Input »
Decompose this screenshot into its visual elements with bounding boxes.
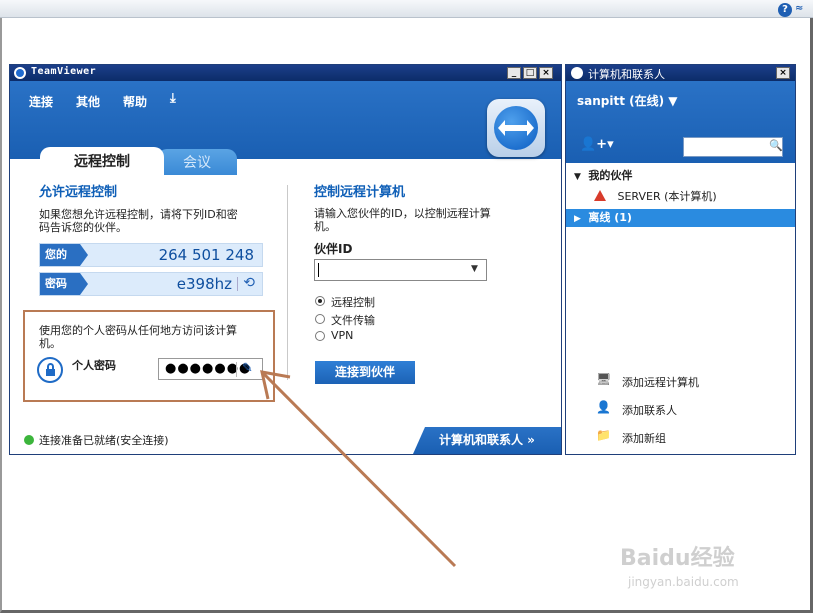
allow-desc-line1: 如果您想允许远程控制，请将下列ID和密 [39, 208, 238, 221]
radio-remote-control[interactable] [315, 296, 325, 306]
minimize-button[interactable]: _ [507, 67, 521, 79]
window-title: TeamViewer [31, 66, 97, 77]
search-icon: 🔍 [769, 139, 783, 152]
download-icon[interactable]: ⤓ [170, 91, 184, 107]
contact-server-label: SERVER (本计算机) [617, 190, 717, 203]
section-divider [287, 185, 288, 380]
tab-meeting[interactable]: 会议 [157, 149, 237, 175]
toolbar-extra-icon[interactable]: ≈ [795, 3, 807, 17]
allow-desc-line2: 码告诉您的伙伴。 [39, 221, 127, 234]
personal-desc-line2: 机。 [39, 337, 61, 350]
menu-other[interactable]: 其他 [76, 93, 100, 110]
group-my-partners[interactable]: ▼ 我的伙伴 [566, 167, 795, 185]
warning-icon [594, 190, 606, 201]
maximize-button[interactable]: □ [523, 67, 537, 79]
baidu-watermark-url: jingyan.baidu.com [628, 575, 739, 589]
add-contact-person-icon[interactable]: 👤 [596, 400, 614, 414]
menu-help[interactable]: 帮助 [123, 93, 147, 110]
teamviewer-logo-icon [14, 67, 26, 79]
option-remote-control-label: 远程控制 [331, 296, 375, 309]
add-computer-icon[interactable]: 🖥 [596, 372, 614, 386]
your-id-label: 您的ID [40, 244, 88, 283]
chevron-down-icon[interactable]: ▼ [471, 264, 478, 274]
group-offline-label: 离线 (1) [588, 211, 632, 224]
collapse-icon: ▶ [574, 214, 581, 224]
connect-to-partner-button[interactable]: 连接到伙伴 [315, 361, 415, 384]
add-remote-computer-link[interactable]: 添加远程计算机 [622, 374, 699, 390]
personal-password-value: ●●●●●●● [165, 361, 252, 376]
group-offline[interactable]: ▶ 离线 (1) [566, 209, 795, 227]
password-row: 密码 e398hz ⟲ [39, 272, 263, 296]
control-section-title: 控制远程计算机 [314, 185, 406, 200]
text-caret [318, 263, 319, 277]
personal-desc-line1: 使用您的个人密码从任何地方访问该计算 [39, 324, 237, 337]
option-vpn-label: VPN [331, 329, 354, 342]
field-separator [236, 362, 237, 377]
partner-id-label: 伙伴ID [314, 242, 353, 256]
lock-icon [37, 357, 63, 383]
pencil-icon[interactable]: ✎ [242, 361, 253, 376]
tab-remote-control[interactable]: 远程控制 [40, 147, 164, 175]
add-new-group-link[interactable]: 添加新组 [622, 430, 666, 446]
password-separator [237, 277, 238, 291]
partner-id-input[interactable]: ▼ [314, 259, 487, 281]
add-contact-icon[interactable]: 👤+▾ [580, 137, 614, 152]
option-file-transfer-label: 文件传输 [331, 314, 375, 327]
personal-password-label: 个人密码 [72, 359, 116, 372]
control-desc-line2: 机。 [314, 220, 336, 233]
menu-connect[interactable]: 连接 [29, 93, 53, 110]
group-my-partners-label: 我的伙伴 [588, 169, 633, 182]
contacts-title: 计算机和联系人 [588, 68, 665, 81]
add-contact-link[interactable]: 添加联系人 [622, 402, 677, 418]
your-id-row: 您的ID 264 501 248 [39, 243, 263, 283]
teamviewer-small-logo-icon [571, 67, 583, 79]
contact-server[interactable]: SERVER (本计算机) [566, 188, 795, 206]
your-id-value[interactable]: 264 501 248 [159, 246, 254, 264]
help-icon[interactable]: ? [778, 3, 792, 17]
contacts-close-button[interactable]: × [776, 67, 790, 79]
status-text: 连接准备已就绪(安全连接) [39, 434, 169, 447]
add-group-folder-icon[interactable]: 📁 [596, 428, 614, 442]
radio-vpn[interactable] [315, 331, 325, 341]
contacts-search-input[interactable]: 🔍 [683, 137, 783, 157]
password-value[interactable]: e398hz [177, 275, 232, 293]
status-dot-icon [24, 435, 34, 445]
expand-icon: ▼ [574, 172, 581, 182]
radio-file-transfer[interactable] [315, 314, 325, 324]
header-band: 连接 其他 帮助 ⤓ 会议 远程控制 [10, 81, 561, 175]
computers-contacts-button[interactable]: 计算机和联系人 » [413, 427, 561, 454]
personal-password-field[interactable]: ●●●●●●● ✎ [158, 358, 263, 380]
contacts-panel: 计算机和联系人 × sanpitt (在线) ▼ 👤+▾ 🔍 ▼ 我的伙伴 SE… [565, 64, 796, 455]
contacts-title-bar[interactable]: 计算机和联系人 × [566, 65, 795, 81]
allow-section-title: 允许远程控制 [39, 185, 118, 200]
teamviewer-big-logo-icon [487, 99, 545, 157]
refresh-icon[interactable]: ⟲ [243, 275, 255, 291]
teamviewer-window: TeamViewer _ □ × 连接 其他 帮助 ⤓ 会议 远程控制 允许远程… [9, 64, 562, 455]
password-label: 密码 [40, 273, 88, 295]
close-button[interactable]: × [539, 67, 553, 79]
title-bar[interactable]: TeamViewer _ □ × [10, 65, 561, 81]
control-desc-line1: 请输入您伙伴的ID，以控制远程计算 [314, 207, 491, 220]
contacts-header: sanpitt (在线) ▼ 👤+▾ 🔍 [566, 81, 795, 163]
user-status[interactable]: sanpitt (在线) ▼ [577, 92, 678, 109]
top-toolbar [0, 0, 813, 18]
baidu-watermark: Baidu经验 [620, 546, 735, 571]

Exercise goal »
Reproduce each of the items above verbatim, line for line, omitting the pictures.

In response »
Decompose this screenshot into its visual elements with bounding boxes.
allow-desc-line1: 如果您想允许远程控制，请将下列ID和密 [39, 208, 238, 221]
radio-remote-control[interactable] [315, 296, 325, 306]
minimize-button[interactable]: _ [507, 67, 521, 79]
window-title: TeamViewer [31, 66, 97, 77]
search-icon: 🔍 [769, 139, 783, 152]
download-icon[interactable]: ⤓ [170, 91, 184, 107]
contact-server-label: SERVER (本计算机) [617, 190, 717, 203]
section-divider [287, 185, 288, 380]
tab-meeting[interactable]: 会议 [157, 149, 237, 175]
toolbar-extra-icon[interactable]: ≈ [795, 3, 807, 17]
allow-desc-line2: 码告诉您的伙伴。 [39, 221, 127, 234]
personal-desc-line2: 机。 [39, 337, 61, 350]
menu-other[interactable]: 其他 [76, 93, 100, 110]
group-my-partners[interactable]: ▼ 我的伙伴 [566, 167, 795, 185]
warning-icon [594, 190, 606, 201]
maximize-button[interactable]: □ [523, 67, 537, 79]
baidu-watermark-url: jingyan.baidu.com [628, 575, 739, 589]
add-contact-person-icon[interactable]: 👤 [596, 400, 614, 414]
menu-help[interactable]: 帮助 [123, 93, 147, 110]
teamviewer-logo-icon [14, 67, 26, 79]
option-remote-control-label: 远程控制 [331, 296, 375, 309]
add-computer-icon[interactable]: 🖥 [596, 372, 614, 386]
your-id-label: 您的ID [40, 244, 88, 283]
chevron-down-icon[interactable]: ▼ [471, 264, 478, 274]
group-offline-label: 离线 (1) [588, 211, 632, 224]
collapse-icon: ▶ [574, 214, 581, 224]
connect-to-partner-button[interactable]: 连接到伙伴 [315, 361, 415, 384]
add-remote-computer-link[interactable]: 添加远程计算机 [622, 374, 699, 390]
personal-password-value: ●●●●●●● [165, 361, 252, 376]
group-offline[interactable]: ▶ 离线 (1) [566, 209, 795, 227]
password-row: 密码 e398hz ⟲ [39, 272, 263, 296]
control-section-title: 控制远程计算机 [314, 185, 406, 200]
text-caret [318, 263, 319, 277]
personal-desc-line1: 使用您的个人密码从任何地方访问该计算 [39, 324, 237, 337]
option-vpn-label: VPN [331, 329, 354, 342]
field-separator [236, 362, 237, 377]
partner-id-label: 伙伴ID [314, 242, 353, 256]
lock-icon [37, 357, 63, 383]
pencil-icon[interactable]: ✎ [242, 361, 253, 376]
tab-remote-control[interactable]: 远程控制 [40, 147, 164, 175]
add-new-group-link[interactable]: 添加新组 [622, 430, 666, 446]
password-separator [237, 277, 238, 291]
partner-id-input[interactable]: ▼ [314, 259, 487, 281]
add-contact-icon[interactable]: 👤+▾ [580, 137, 614, 152]
option-file-transfer-label: 文件传输 [331, 314, 375, 327]
personal-password-label: 个人密码 [72, 359, 116, 372]
control-desc-line2: 机。 [314, 220, 336, 233]
menu-connect[interactable]: 连接 [29, 93, 53, 110]
group-my-partners-label: 我的伙伴 [588, 169, 633, 182]
contacts-title: 计算机和联系人 [588, 68, 665, 81]
add-contact-link[interactable]: 添加联系人 [622, 402, 677, 418]
your-id-row: 您的ID 264 501 248 [39, 243, 263, 283]
teamviewer-small-logo-icon [571, 67, 583, 79]
contact-server[interactable]: SERVER (本计算机) [566, 188, 795, 206]
your-id-value[interactable]: 264 501 248 [159, 246, 254, 264]
help-icon[interactable]: ? [778, 3, 792, 17]
contacts-close-button[interactable]: × [776, 67, 790, 79]
status-text: 连接准备已就绪(安全连接) [39, 434, 169, 447]
add-group-folder-icon[interactable]: 📁 [596, 428, 614, 442]
radio-vpn[interactable] [315, 331, 325, 341]
contacts-search-input[interactable]: 🔍 [683, 137, 783, 157]
password-value[interactable]: e398hz [177, 275, 232, 293]
status-dot-icon [24, 435, 34, 445]
expand-icon: ▼ [574, 172, 581, 182]
radio-file-transfer[interactable] [315, 314, 325, 324]
header-band: 连接 其他 帮助 ⤓ 会议 远程控制 [10, 81, 561, 175]
computers-contacts-button[interactable]: 计算机和联系人 » [413, 427, 561, 454]
personal-password-field[interactable]: ●●●●●●● ✎ [158, 358, 263, 380]
contacts-panel: 计算机和联系人 × sanpitt (在线) ▼ 👤+▾ 🔍 ▼ 我的伙伴 SE… [565, 64, 796, 455]
contacts-title-bar[interactable]: 计算机和联系人 × [566, 65, 795, 81]
allow-section-title: 允许远程控制 [39, 185, 118, 200]
teamviewer-big-logo-icon [487, 99, 545, 157]
refresh-icon[interactable]: ⟲ [243, 275, 255, 291]
teamviewer-window: TeamViewer _ □ × 连接 其他 帮助 ⤓ 会议 远程控制 允许远程… [9, 64, 562, 455]
password-label: 密码 [40, 273, 88, 295]
close-button[interactable]: × [539, 67, 553, 79]
title-bar[interactable]: TeamViewer _ □ × [10, 65, 561, 81]
control-desc-line1: 请输入您伙伴的ID，以控制远程计算 [314, 207, 491, 220]
contacts-header: sanpitt (在线) ▼ 👤+▾ 🔍 [566, 81, 795, 163]
user-status[interactable]: sanpitt (在线) ▼ [577, 92, 678, 109]
top-toolbar [0, 0, 813, 18]
baidu-watermark: Baidu经验 [620, 546, 735, 571]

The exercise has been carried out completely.